Aim of the task |
Please answer these three questions using the Margin Call review below.
1. Who is credited as screenwriter and director of the film?
2. Which actor plays Seth Bregman?
3. In what city is the office building shown?

Selected extract |
◆ ◆ ◆ ◆ ◆

Tuesday, February 20, 2024

J. C. Chandor | Margin Call / 2011

people without choices

by Douglas Messerli

 

J. C. Chandor (screenwriter and director) Margin Call / 2011

 

As the camera winds in and out of the population of the offices within the glass-lined offices and halls of a downtown New York City office building, we are quickly swept up into a world that we immediately recognize as being both exhilarating (even the window views, when we get a glimpse, are vertiginously beautiful) and extremely claustrophobic (not only can everyone see each other, but the camera scans the row upon row of computers where the lowest of company employees must daily sit shoulder to shoulder as they convince their favorite customers to buy and sell). All in all, it is a most unpleasant world; yet everyone in view is well dressed and groomed and apparently eager to go about his or her daily business. And, so we soon learn—mostly through the inquiries of the youngest and most junior man on the company payroll, the brash self-centered Seth Bregman (Penn Badgley)—they have good reason, in their own thinking, to be so well-dressed and eager: they each make a lot of money, from hundreds of thousands to millions! These are the Wall Street investment traders of whom we have read so much about in the past few years because of the myths surrounding them, dished up mostly in overwrought films, and the effects they have had upon our lives, related through newspapers and the television news medias.

◆ ◆ ◆ ◆ ◆

Data provided |
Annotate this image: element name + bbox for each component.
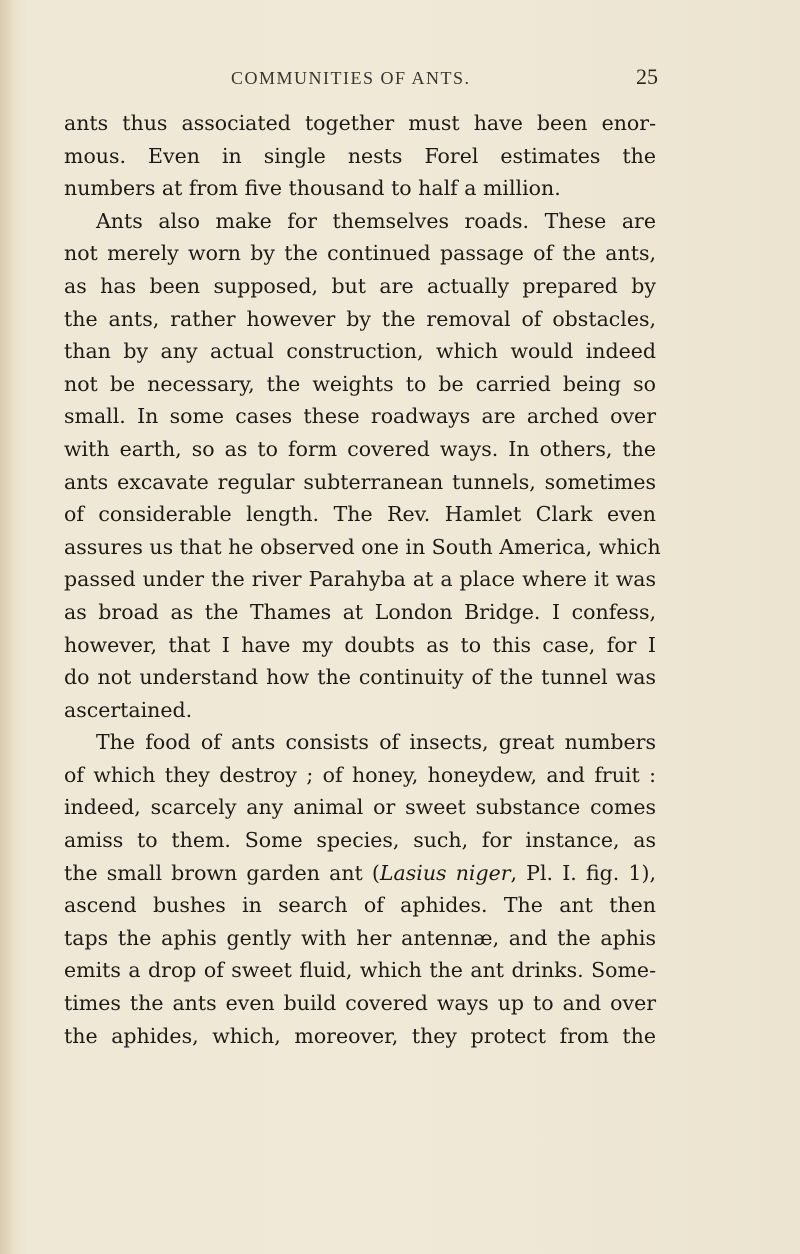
text-line: of considerable length. The Rev. Hamlet Clark even xyxy=(64,502,656,527)
body-text xyxy=(64,107,661,1052)
page-number: 25 xyxy=(636,64,658,89)
text-line: ascend bushes in search of aphides. The ant then xyxy=(64,893,656,918)
text-line: not be necessary, the weights to be carried being so xyxy=(64,371,656,396)
text-line: Ants also make for themselves roads. These are xyxy=(96,208,656,233)
text-line: numbers at from five thousand to half a million. xyxy=(64,176,561,201)
text-line: passed under the river Parahyba at a place where it was xyxy=(64,567,656,592)
text-line: the ants, rather however by the removal of obstacles, xyxy=(64,306,656,331)
text-line: the aphides, which, moreover, they protect from the xyxy=(64,1023,656,1048)
paragraph xyxy=(64,205,661,727)
text-line: emits a drop of sweet fluid, which the ant drinks. Some- xyxy=(64,958,656,983)
text-line: small. In some cases these roadways are arched over xyxy=(64,404,656,429)
text-line: not merely worn by the continued passage of the ants, xyxy=(64,241,656,266)
page-gutter-shadow xyxy=(0,0,14,1254)
text-line: with earth, so as to form covered ways. In others, the xyxy=(64,436,656,461)
text-line: than by any actual construction, which would indeed xyxy=(64,339,656,364)
text-line: ants thus associated together must have been enor- xyxy=(64,111,656,135)
text-line: mous. Even in single nests Forel estimates the xyxy=(64,143,656,168)
paragraph xyxy=(64,107,656,205)
text-line-with-species xyxy=(64,857,656,890)
paragraph xyxy=(64,726,656,1052)
text-fragment: the small brown garden ant ( xyxy=(64,860,380,885)
text-line: ascertained. xyxy=(64,697,193,722)
running-title: COMMUNITIES OF ANTS. xyxy=(231,68,471,88)
text-line: times the ants even build covered ways up to and over xyxy=(64,991,656,1016)
text-fragment: , Pl. I. fig. 1), xyxy=(510,860,656,885)
text-line: ants excavate regular subterranean tunnels, sometimes xyxy=(64,469,656,494)
text-line: however, that I have my doubts as to this case, for I xyxy=(64,632,656,657)
text-line: of which they destroy ; of honey, honeydew, and fruit : xyxy=(64,762,656,787)
text-line: assures us that he observed one in South America, which xyxy=(64,534,661,559)
text-line: indeed, scarcely any animal or sweet substance comes xyxy=(64,795,656,820)
text-line: The food of ants consists of insects, great numbers xyxy=(96,730,656,755)
text-line: amiss to them. Some species, such, for instance, as xyxy=(64,828,656,853)
text-line: do not understand how the continuity of the tunnel was xyxy=(64,665,656,690)
species-name: Lasius niger xyxy=(379,860,511,885)
running-head xyxy=(64,64,658,96)
text-line: taps the aphis gently with her antennæ, and the aphis xyxy=(64,925,656,950)
text-line: as has been supposed, but are actually prepared by xyxy=(64,273,656,298)
text-line: as broad as the Thames at London Bridge. I confess, xyxy=(64,599,656,624)
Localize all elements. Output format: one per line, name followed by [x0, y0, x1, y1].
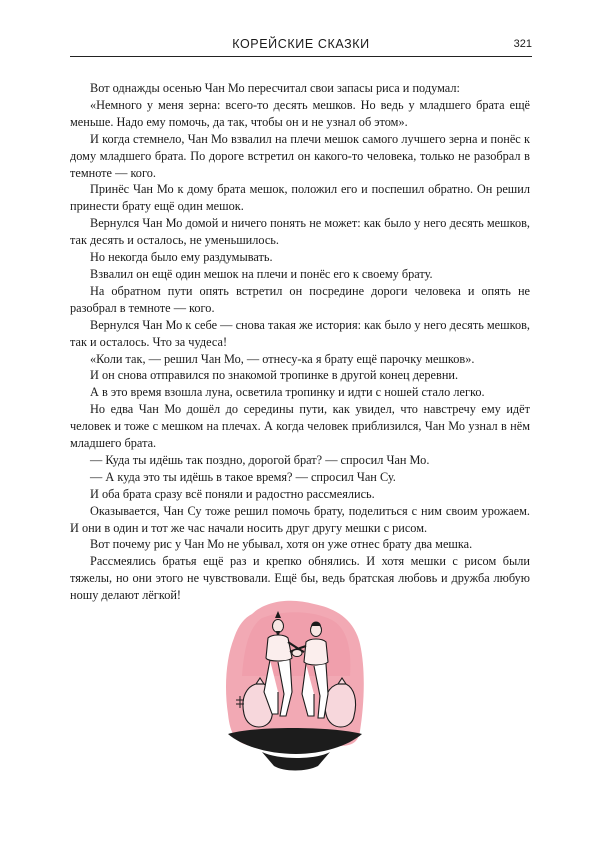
- paragraph: Но некогда было ему раздумывать.: [90, 250, 273, 265]
- paragraph: Рассмеялись братья ещё раз и крепко обнялись. И хотя мешки с рисом были тяжелы, но они этого не чувствовали. Ещё бы, ведь братская любовь и дружба любую ношу делают лёгкой!: [70, 554, 530, 603]
- paragraph: «Коли так, — решил Чан Мо, — отнесу-ка я брату ещё парочку мешков».: [90, 351, 475, 366]
- book-title: КОРЕЙСКИЕ СКАЗКИ: [232, 37, 370, 51]
- paragraph: И он снова отправился по знакомой тропинке в другой конец деревни.: [90, 368, 459, 383]
- paragraph: Вот однажды осенью Чан Мо пересчитал свои запасы риса и подумал:: [90, 81, 460, 95]
- paragraph: «Немного у меня зерна: всего-то десять мешков. Но ведь у младшего брата ещё меньше. Надо ему помочь, да так, чтобы он и не узнал об этом».: [70, 97, 530, 129]
- paragraph: — Куда ты идёшь так поздно, дорогой брат? — спросил Чан Мо.: [90, 452, 430, 467]
- paragraph: Но едва Чан Мо дошёл до середины пути, как увидел, что навстречу ему идёт человек и тоже с мешком на плечах. А когда человек приблизился, Чан Мо узнал в нём младшего брата.: [70, 402, 530, 451]
- paragraph: — А куда это ты идёшь в такое время? — спросил Чан Су.: [90, 469, 396, 484]
- brothers-illustration: [222, 596, 368, 782]
- paragraph: Оказывается, Чан Су тоже решил помочь брату, поделиться с ним своим урожаем. И они в один и тот же час начали носить друг другу мешки с рисом.: [70, 503, 530, 535]
- paragraph: Вернулся Чан Мо домой и ничего понять не может: как было у него десять мешков, так десять и осталось, не уменьшилось.: [70, 216, 530, 248]
- paragraph: На обратном пути опять встретил он посредине дороги человека и опять не разобрал в темноте — кого.: [70, 283, 530, 315]
- paragraph: Взвалил он ещё один мешок на плечи и понёс его к своему брату.: [90, 266, 433, 281]
- paragraph: А в это время взошла луна, осветила тропинку и идти с ношей стало легко.: [90, 385, 485, 400]
- running-header: [70, 34, 532, 57]
- two-brothers-embracing-illustration: [222, 596, 368, 782]
- paragraph: Вот почему рис у Чан Мо не убывал, хотя он уже отнес брату два мешка.: [90, 537, 473, 552]
- page-number: 321: [513, 38, 532, 50]
- story-text: [70, 80, 530, 604]
- paragraph: И когда стемнело, Чан Мо взвалил на плечи мешок самого лучшего зерна и понёс к дому младшего брата. По дороге встретил он какого-то человека, только не разобрал в темноте — кого.: [70, 131, 530, 180]
- paragraph: Принёс Чан Мо к дому брата мешок, положил его и поспешил обратно. Он решил принести брату ещё один мешок.: [70, 182, 530, 214]
- paragraph: И оба брата сразу всё поняли и радостно рассмеялись.: [90, 486, 375, 501]
- paragraph: Вернулся Чан Мо к себе — снова такая же история: как было у него десять мешков, так и осталось. Что за чудеса!: [70, 317, 530, 349]
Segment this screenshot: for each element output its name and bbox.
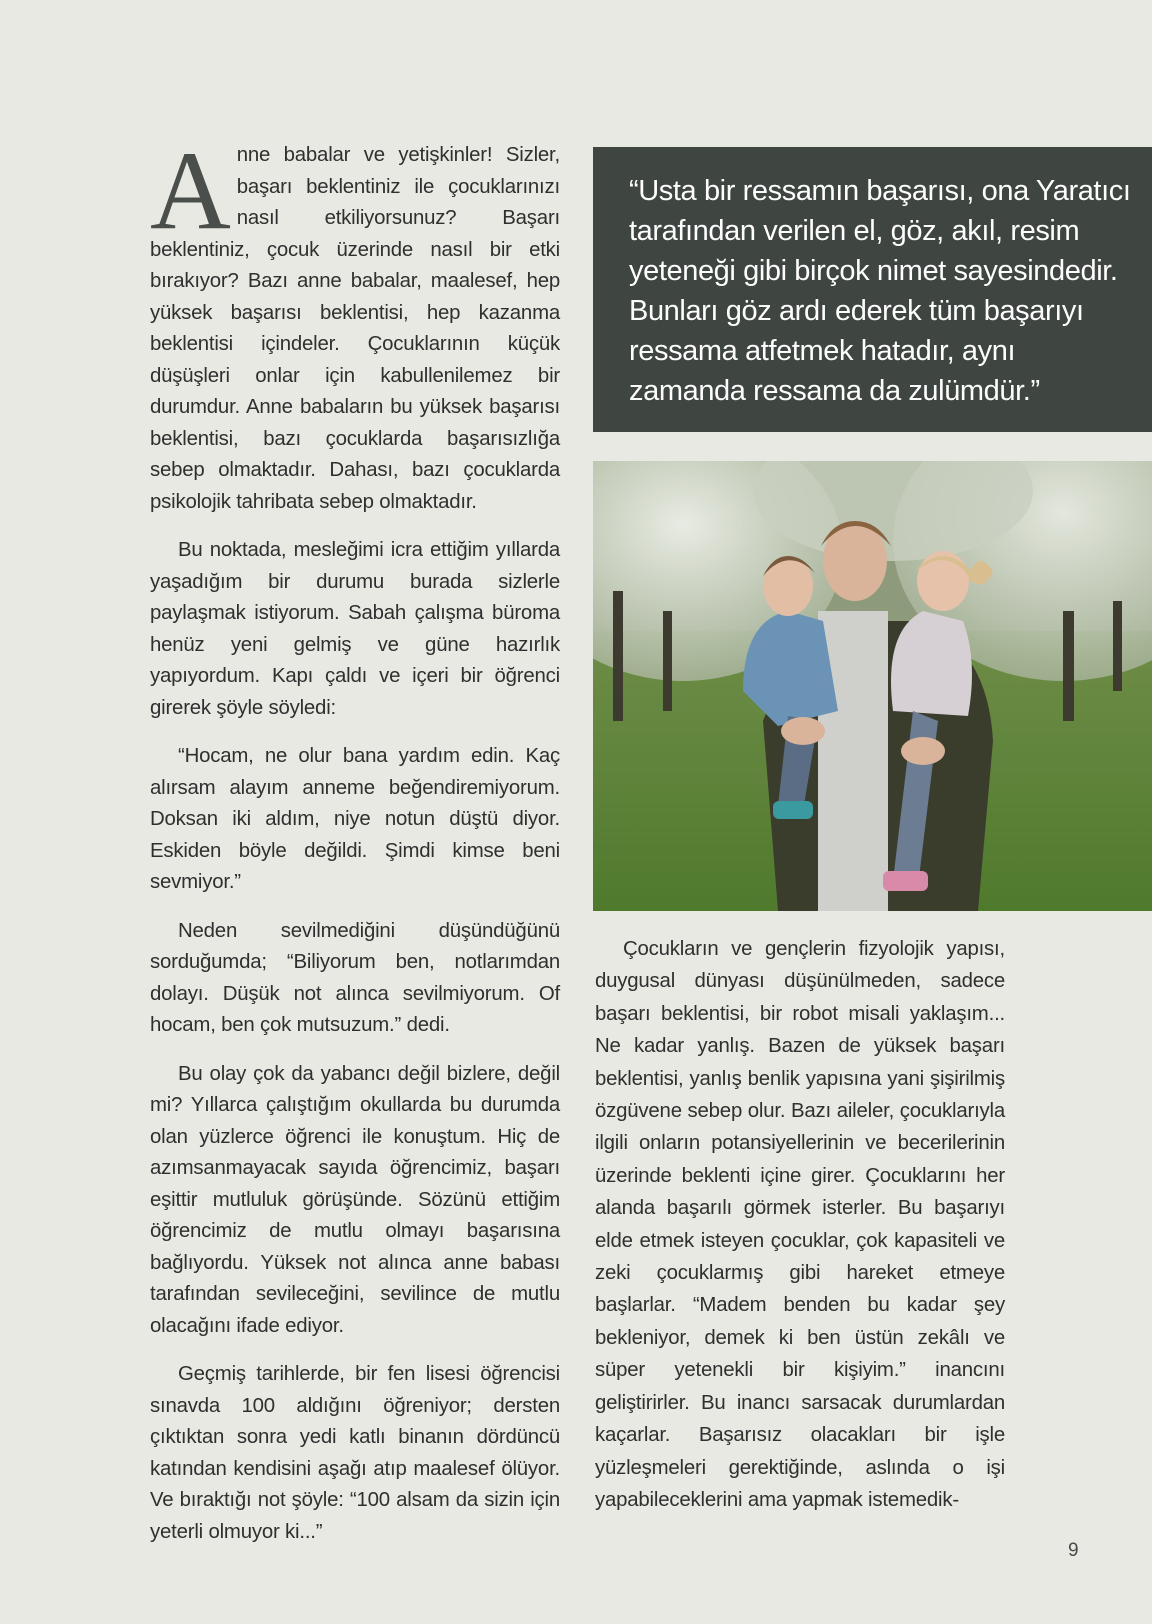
body-paragraph: Bu olay çok da yabancı değil bizlere, değil mi? Yıllarca çalıştığım okullarda bu durumda olan yüzlerce öğrenci ile konuştum. Hiç de azımsanmayacak sayıda öğrencimiz, başarı eşittir mutluluk görüşünde. Sözünü ettiğim öğrencimiz de mutlu olmayı başarısına bağlıyordu. Yüksek not alınca anne babası tarafından sevileceğini, sevilince de mutlu olacağını ifade ediyor. — [150, 1062, 560, 1337]
pull-quote-text: “Usta bir ressamın başarısı, ona Yaratıcı tarafından verilen el, göz, akıl, resim yeteneği gibi birçok nimet sayesindedir. Bunları göz ardı ederek tüm başarıyı ressama atfetmek hatadır, aynı zamanda ressama da zulümdür.” — [629, 175, 1131, 407]
right-column — [595, 933, 1005, 1533]
left-column — [150, 129, 560, 1565]
body-paragraph: Neden sevilmediğini düşündüğünü sorduğumda; “Biliyorum ben, notlarımdan dolayı. Düşük not alınca sevilmiyorum. Of hocam, ben çok mutsuzum.” dedi. — [150, 919, 560, 1036]
page-number: 9 — [1068, 1540, 1079, 1561]
body-paragraph: Çocukların ve gençlerin fizyolojik yapısı, duygusal dünyası düşünülmeden, sadece başarı beklentisi, bir robot misali yaklaşım... Ne kadar yanlış. Bazen de yüksek başarı beklentisi, yanlış benlik yapısına yani şişirilmiş özgüvene sebep olur. Bazı aileler, çocuklarıyla ilgili onların potansiyellerinin ve becerilerinin üzerinde beklenti içine girer. Çocuklarını her alanda başarılı görmek isterler. Bu başarıyı elde etmek isteyen çocuklar, çok kapasiteli ve zeki çocuklarmış gibi hareket etmeye başlarlar. “Madem benden bu kadar şey bekleniyor, demek ki ben üstün zekâlı ve süper yetenekli bir kişiyim.” inancını geliştirirler. Bu inancı sarsacak durumlardan kaçarlar. Başarısız olacakları bir işle yüzleşmeleri gerektiğinde, aslında o işi yapabileceklerini ama yapmak istemedik- — [595, 938, 1005, 1511]
intro-paragraph-text: nne babalar ve yetişkinler! Sizler, başarı beklentiniz ile çocuklarınızı nasıl etkiliyorsunuz? Başarı beklentiniz, çocuk üzerinde nasıl bir etki bırakıyor? Bazı anne babalar, maalesef, hep yüksek başarısı beklentisi, hep kazanma beklentisi içindeler. Çocuklarının küçük düşüşleri onlar için kabullenilemez bir durumdur. Anne babaların bu yüksek başarısı beklentisi, bazı çocuklarda başarısızlığa sebep olmaktadır. Dahası, bazı çocuklarda psikolojik tahribata sebep olmaktadır. — [150, 144, 560, 513]
intro-paragraph — [150, 129, 560, 518]
body-paragraph: Bu noktada, mesleğimi icra ettiğim yıllarda yaşadığım bir durumu burada sizlerle paylaşmak istiyorum. Sabah çalışma büroma henüz yeni gelmiş ve güne hazırlık yapıyordum. Kapı çaldı ve içeri bir öğrenci girerek şöyle söyledi: — [150, 539, 560, 719]
family-photo-illustration — [593, 461, 1152, 911]
pull-quote-box — [593, 147, 1152, 432]
body-paragraph: Geçmiş tarihlerde, bir fen lisesi öğrencisi sınavda 100 aldığını öğreniyor; dersten çıktıktan sonra yedi katlı binanın dördüncü katından kendisini aşağı atıp maalesef ölüyor. Ve bıraktığı not şöyle: “100 alsam da sizin için yeterli olmuyor ki...” — [150, 1363, 560, 1543]
student-quote-paragraph: “Hocam, ne olur bana yardım edin. Kaç alırsam alayım anneme beğendiremiyorum. Doksan iki aldım, niye notun düştü diyor. Eskiden böyle değildi. Şimdi kimse beni sevmiyor.” — [150, 745, 560, 893]
family-photo — [593, 461, 1152, 911]
drop-cap: A — [150, 129, 231, 253]
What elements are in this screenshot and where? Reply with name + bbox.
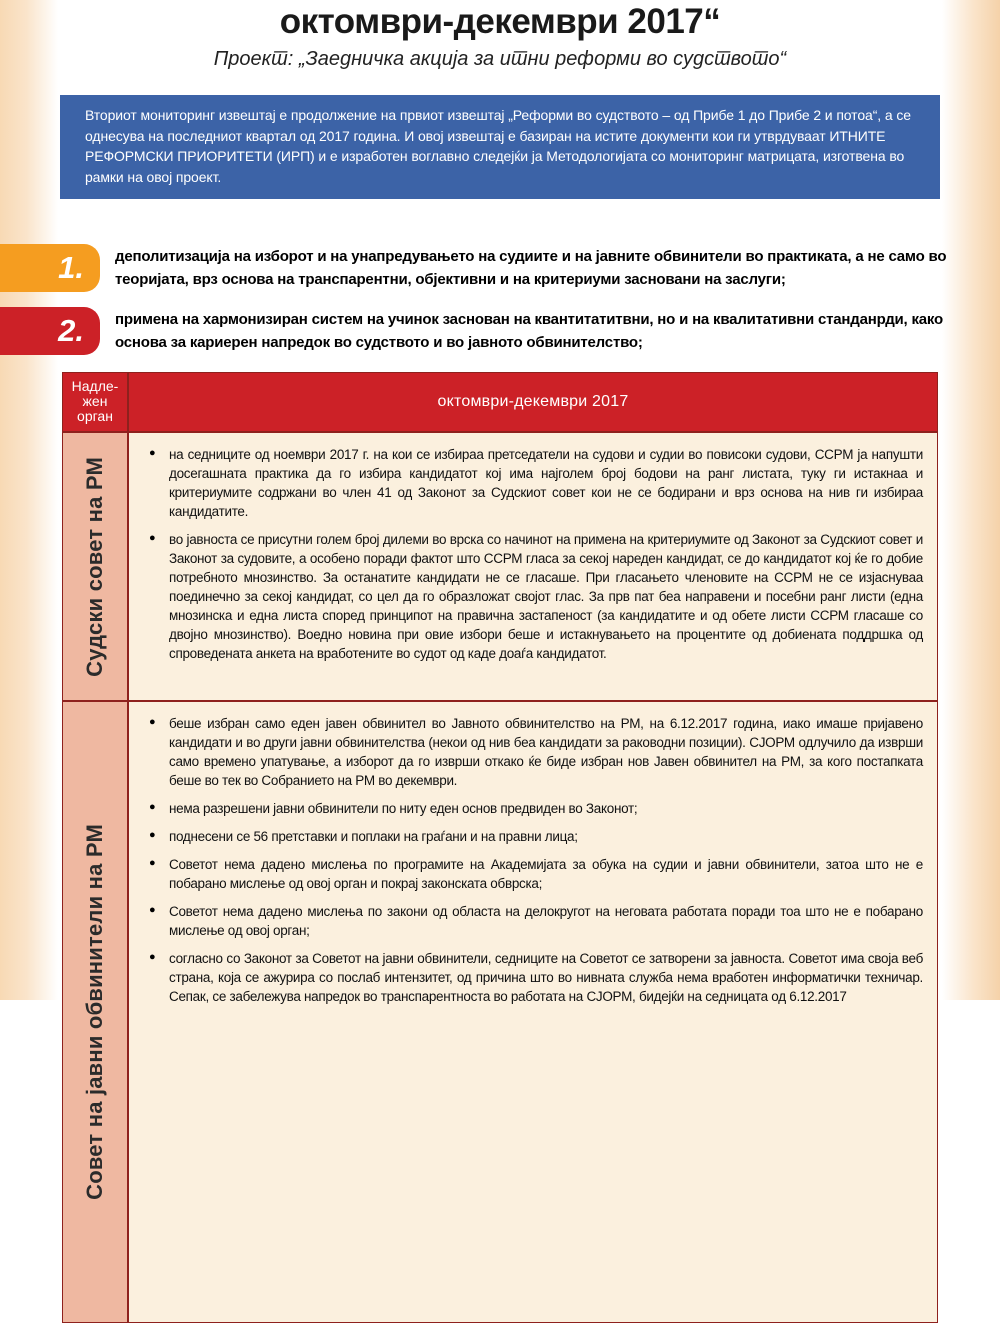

◆ ◆ ◆ ◆ ◆

Solution to the problem |
1. J. C. Chandor
2. Penn Badgley
3. New York City